*Set exercise*: Copy out all of the data exactly as it appears.

===== Available data =====

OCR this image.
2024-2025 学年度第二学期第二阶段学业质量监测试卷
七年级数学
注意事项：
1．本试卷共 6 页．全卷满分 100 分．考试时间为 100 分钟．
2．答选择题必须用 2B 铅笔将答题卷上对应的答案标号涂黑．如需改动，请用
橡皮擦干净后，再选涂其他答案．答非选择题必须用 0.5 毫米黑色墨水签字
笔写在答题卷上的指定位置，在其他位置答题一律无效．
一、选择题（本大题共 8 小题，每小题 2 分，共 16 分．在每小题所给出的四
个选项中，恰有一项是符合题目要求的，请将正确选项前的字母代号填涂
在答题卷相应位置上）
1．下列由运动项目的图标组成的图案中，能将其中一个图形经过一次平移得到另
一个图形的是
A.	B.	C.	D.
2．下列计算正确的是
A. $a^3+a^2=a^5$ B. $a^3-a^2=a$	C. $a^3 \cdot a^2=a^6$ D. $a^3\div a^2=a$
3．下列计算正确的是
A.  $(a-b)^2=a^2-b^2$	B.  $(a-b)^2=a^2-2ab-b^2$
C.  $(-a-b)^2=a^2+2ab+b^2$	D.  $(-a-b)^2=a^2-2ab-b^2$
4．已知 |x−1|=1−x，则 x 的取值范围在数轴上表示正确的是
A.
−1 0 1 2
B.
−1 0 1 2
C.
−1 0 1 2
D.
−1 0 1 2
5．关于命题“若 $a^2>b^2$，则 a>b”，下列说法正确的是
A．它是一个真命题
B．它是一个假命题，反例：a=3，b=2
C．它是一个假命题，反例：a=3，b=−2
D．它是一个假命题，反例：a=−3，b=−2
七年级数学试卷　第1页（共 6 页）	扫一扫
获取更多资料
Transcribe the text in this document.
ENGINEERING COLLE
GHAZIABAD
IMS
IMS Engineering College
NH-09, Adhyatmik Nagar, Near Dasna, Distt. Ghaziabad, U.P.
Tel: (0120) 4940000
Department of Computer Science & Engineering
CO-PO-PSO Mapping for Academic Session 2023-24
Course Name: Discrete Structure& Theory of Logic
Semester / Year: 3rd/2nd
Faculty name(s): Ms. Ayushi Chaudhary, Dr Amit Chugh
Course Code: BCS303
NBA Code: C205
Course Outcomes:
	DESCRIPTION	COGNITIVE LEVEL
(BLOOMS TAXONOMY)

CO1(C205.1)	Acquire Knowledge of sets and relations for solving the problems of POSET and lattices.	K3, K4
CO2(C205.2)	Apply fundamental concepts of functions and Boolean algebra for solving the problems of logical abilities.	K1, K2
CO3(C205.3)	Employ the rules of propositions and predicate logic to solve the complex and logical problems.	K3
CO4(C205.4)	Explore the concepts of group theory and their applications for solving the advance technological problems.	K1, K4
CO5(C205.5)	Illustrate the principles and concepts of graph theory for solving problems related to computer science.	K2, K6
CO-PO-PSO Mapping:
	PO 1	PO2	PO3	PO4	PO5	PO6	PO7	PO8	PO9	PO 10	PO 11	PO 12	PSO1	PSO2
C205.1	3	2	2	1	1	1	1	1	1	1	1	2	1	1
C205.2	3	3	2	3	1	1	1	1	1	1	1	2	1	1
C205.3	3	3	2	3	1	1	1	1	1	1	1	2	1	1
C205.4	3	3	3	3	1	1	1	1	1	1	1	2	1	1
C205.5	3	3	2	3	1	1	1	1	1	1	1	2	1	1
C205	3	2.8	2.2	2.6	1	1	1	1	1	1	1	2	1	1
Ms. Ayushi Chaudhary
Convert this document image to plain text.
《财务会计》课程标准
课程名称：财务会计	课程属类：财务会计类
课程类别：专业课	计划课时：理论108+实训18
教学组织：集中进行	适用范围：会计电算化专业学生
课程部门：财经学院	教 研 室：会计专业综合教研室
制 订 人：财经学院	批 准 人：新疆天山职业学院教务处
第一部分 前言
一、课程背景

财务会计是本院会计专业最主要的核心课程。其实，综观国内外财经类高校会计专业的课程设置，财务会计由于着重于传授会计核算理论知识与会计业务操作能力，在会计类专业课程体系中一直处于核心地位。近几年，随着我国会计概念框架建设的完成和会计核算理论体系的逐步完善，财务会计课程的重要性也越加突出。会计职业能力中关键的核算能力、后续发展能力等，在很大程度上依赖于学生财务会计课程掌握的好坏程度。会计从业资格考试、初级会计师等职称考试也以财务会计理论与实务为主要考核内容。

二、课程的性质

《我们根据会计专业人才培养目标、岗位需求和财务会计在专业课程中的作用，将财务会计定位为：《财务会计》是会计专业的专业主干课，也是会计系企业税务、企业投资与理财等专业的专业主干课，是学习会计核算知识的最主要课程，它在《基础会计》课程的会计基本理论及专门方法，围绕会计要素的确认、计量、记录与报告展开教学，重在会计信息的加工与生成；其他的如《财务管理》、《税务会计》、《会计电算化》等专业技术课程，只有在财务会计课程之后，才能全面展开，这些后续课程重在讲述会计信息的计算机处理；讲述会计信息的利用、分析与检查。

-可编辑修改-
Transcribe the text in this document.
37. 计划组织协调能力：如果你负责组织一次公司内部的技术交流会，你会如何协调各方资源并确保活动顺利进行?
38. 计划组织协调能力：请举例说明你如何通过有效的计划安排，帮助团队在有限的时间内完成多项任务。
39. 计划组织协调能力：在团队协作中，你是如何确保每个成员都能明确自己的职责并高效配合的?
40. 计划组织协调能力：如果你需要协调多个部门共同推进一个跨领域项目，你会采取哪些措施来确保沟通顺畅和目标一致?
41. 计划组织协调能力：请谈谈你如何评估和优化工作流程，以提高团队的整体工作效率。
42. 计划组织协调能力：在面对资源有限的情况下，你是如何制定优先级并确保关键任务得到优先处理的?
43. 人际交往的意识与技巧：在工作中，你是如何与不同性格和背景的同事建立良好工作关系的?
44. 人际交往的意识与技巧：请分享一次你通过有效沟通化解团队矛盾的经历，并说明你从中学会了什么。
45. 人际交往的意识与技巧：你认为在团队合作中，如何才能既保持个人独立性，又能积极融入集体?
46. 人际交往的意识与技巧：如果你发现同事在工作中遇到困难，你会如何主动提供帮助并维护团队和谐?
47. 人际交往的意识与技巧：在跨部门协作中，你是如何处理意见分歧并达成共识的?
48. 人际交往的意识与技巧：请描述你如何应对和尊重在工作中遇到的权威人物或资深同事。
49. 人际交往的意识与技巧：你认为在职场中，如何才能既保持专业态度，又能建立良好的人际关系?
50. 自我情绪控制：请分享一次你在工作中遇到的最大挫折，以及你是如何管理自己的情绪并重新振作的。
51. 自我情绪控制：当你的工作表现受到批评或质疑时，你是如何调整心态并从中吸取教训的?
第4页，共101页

=====

*Worked answer*:
OCR this image.
2024-2025 学年度第二学期第二阶段学业质量监测试卷
七年级数学
注意事项：
1．本试卷共 6 页．全卷满分 100 分．考试时间为 100 分钟．
2．答选择题必须用 2B 铅笔将答题卷上对应的答案标号涂黑．如需改动，请用
橡皮擦干净后，再选涂其他答案．答非选择题必须用 0.5 毫米黑色墨水签字
笔写在答题卷上的指定位置，在其他位置答题一律无效．
一、选择题（本大题共 8 小题，每小题 2 分，共 16 分．在每小题所给出的四
个选项中，恰有一项是符合题目要求的，请将正确选项前的字母代号填涂
在答题卷相应位置上）
1．下列由运动项目的图标组成的图案中，能将其中一个图形经过一次平移得到另
一个图形的是
A.	B.	C.	D.
2．下列计算正确的是
A. $a^3+a^2=a^5$ B. $a^3-a^2=a$	C. $a^3 \cdot a^2=a^6$ D. $a^3\div a^2=a$
3．下列计算正确的是
A.  $(a-b)^2=a^2-b^2$	B.  $(a-b)^2=a^2-2ab-b^2$
C.  $(-a-b)^2=a^2+2ab+b^2$	D.  $(-a-b)^2=a^2-2ab-b^2$
4．已知 |x−1|=1−x，则 x 的取值范围在数轴上表示正确的是
A.
−1 0 1 2
B.
−1 0 1 2
C.
−1 0 1 2
D.
−1 0 1 2
5．关于命题“若 $a^2>b^2$，则 a>b”，下列说法正确的是
A．它是一个真命题
B．它是一个假命题，反例：a=3，b=2
C．它是一个假命题，反例：a=3，b=−2
D．它是一个假命题，反例：a=−3，b=−2
七年级数学试卷　第1页（共 6 页）	扫一扫
获取更多资料
Transcribe the text in this document.
ENGINEERING COLLE
GHAZIABAD
IMS
IMS Engineering College
NH-09, Adhyatmik Nagar, Near Dasna, Distt. Ghaziabad, U.P.
Tel: (0120) 4940000
Department of Computer Science & Engineering
CO-PO-PSO Mapping for Academic Session 2023-24
Course Name: Discrete Structure& Theory of Logic
Semester / Year: 3rd/2nd
Faculty name(s): Ms. Ayushi Chaudhary, Dr Amit Chugh
Course Code: BCS303
NBA Code: C205
Course Outcomes:
	DESCRIPTION	COGNITIVE LEVEL
(BLOOMS TAXONOMY)

CO1(C205.1)	Acquire Knowledge of sets and relations for solving the problems of POSET and lattices.	K3, K4
CO2(C205.2)	Apply fundamental concepts of functions and Boolean algebra for solving the problems of logical abilities.	K1, K2
CO3(C205.3)	Employ the rules of propositions and predicate logic to solve the complex and logical problems.	K3
CO4(C205.4)	Explore the concepts of group theory and their applications for solving the advance technological problems.	K1, K4
CO5(C205.5)	Illustrate the principles and concepts of graph theory for solving problems related to computer science.	K2, K6
CO-PO-PSO Mapping:
	PO 1	PO2	PO3	PO4	PO5	PO6	PO7	PO8	PO9	PO 10	PO 11	PO 12	PSO1	PSO2
C205.1	3	2	2	1	1	1	1	1	1	1	1	2	1	1
C205.2	3	3	2	3	1	1	1	1	1	1	1	2	1	1
C205.3	3	3	2	3	1	1	1	1	1	1	1	2	1	1
C205.4	3	3	3	3	1	1	1	1	1	1	1	2	1	1
C205.5	3	3	2	3	1	1	1	1	1	1	1	2	1	1
C205	3	2.8	2.2	2.6	1	1	1	1	1	1	1	2	1	1
Ms. Ayushi Chaudhary
Convert this document image to plain text.
《财务会计》课程标准
课程名称：财务会计	课程属类：财务会计类
课程类别：专业课	计划课时：理论108+实训18
教学组织：集中进行	适用范围：会计电算化专业学生
课程部门：财经学院	教 研 室：会计专业综合教研室
制 订 人：财经学院	批 准 人：新疆天山职业学院教务处
第一部分 前言
一、课程背景

财务会计是本院会计专业最主要的核心课程。其实，综观国内外财经类高校会计专业的课程设置，财务会计由于着重于传授会计核算理论知识与会计业务操作能力，在会计类专业课程体系中一直处于核心地位。近几年，随着我国会计概念框架建设的完成和会计核算理论体系的逐步完善，财务会计课程的重要性也越加突出。会计职业能力中关键的核算能力、后续发展能力等，在很大程度上依赖于学生财务会计课程掌握的好坏程度。会计从业资格考试、初级会计师等职称考试也以财务会计理论与实务为主要考核内容。

二、课程的性质

《我们根据会计专业人才培养目标、岗位需求和财务会计在专业课程中的作用，将财务会计定位为：《财务会计》是会计专业的专业主干课，也是会计系企业税务、企业投资与理财等专业的专业主干课，是学习会计核算知识的最主要课程，它在《基础会计》课程的会计基本理论及专门方法，围绕会计要素的确认、计量、记录与报告展开教学，重在会计信息的加工与生成；其他的如《财务管理》、《税务会计》、《会计电算化》等专业技术课程，只有在财务会计课程之后，才能全面展开，这些后续课程重在讲述会计信息的计算机处理；讲述会计信息的利用、分析与检查。

-可编辑修改-
Transcribe the text in this document.
37. 计划组织协调能力：如果你负责组织一次公司内部的技术交流会，你会如何协调各方资源并确保活动顺利进行?
38. 计划组织协调能力：请举例说明你如何通过有效的计划安排，帮助团队在有限的时间内完成多项任务。
39. 计划组织协调能力：在团队协作中，你是如何确保每个成员都能明确自己的职责并高效配合的?
40. 计划组织协调能力：如果你需要协调多个部门共同推进一个跨领域项目，你会采取哪些措施来确保沟通顺畅和目标一致?
41. 计划组织协调能力：请谈谈你如何评估和优化工作流程，以提高团队的整体工作效率。
42. 计划组织协调能力：在面对资源有限的情况下，你是如何制定优先级并确保关键任务得到优先处理的?
43. 人际交往的意识与技巧：在工作中，你是如何与不同性格和背景的同事建立良好工作关系的?
44. 人际交往的意识与技巧：请分享一次你通过有效沟通化解团队矛盾的经历，并说明你从中学会了什么。
45. 人际交往的意识与技巧：你认为在团队合作中，如何才能既保持个人独立性，又能积极融入集体?
46. 人际交往的意识与技巧：如果你发现同事在工作中遇到困难，你会如何主动提供帮助并维护团队和谐?
47. 人际交往的意识与技巧：在跨部门协作中，你是如何处理意见分歧并达成共识的?
48. 人际交往的意识与技巧：请描述你如何应对和尊重在工作中遇到的权威人物或资深同事。
49. 人际交往的意识与技巧：你认为在职场中，如何才能既保持专业态度，又能建立良好的人际关系?
50. 自我情绪控制：请分享一次你在工作中遇到的最大挫折，以及你是如何管理自己的情绪并重新振作的。
51. 自我情绪控制：当你的工作表现受到批评或质疑时，你是如何调整心态并从中吸取教训的?
第4页，共101页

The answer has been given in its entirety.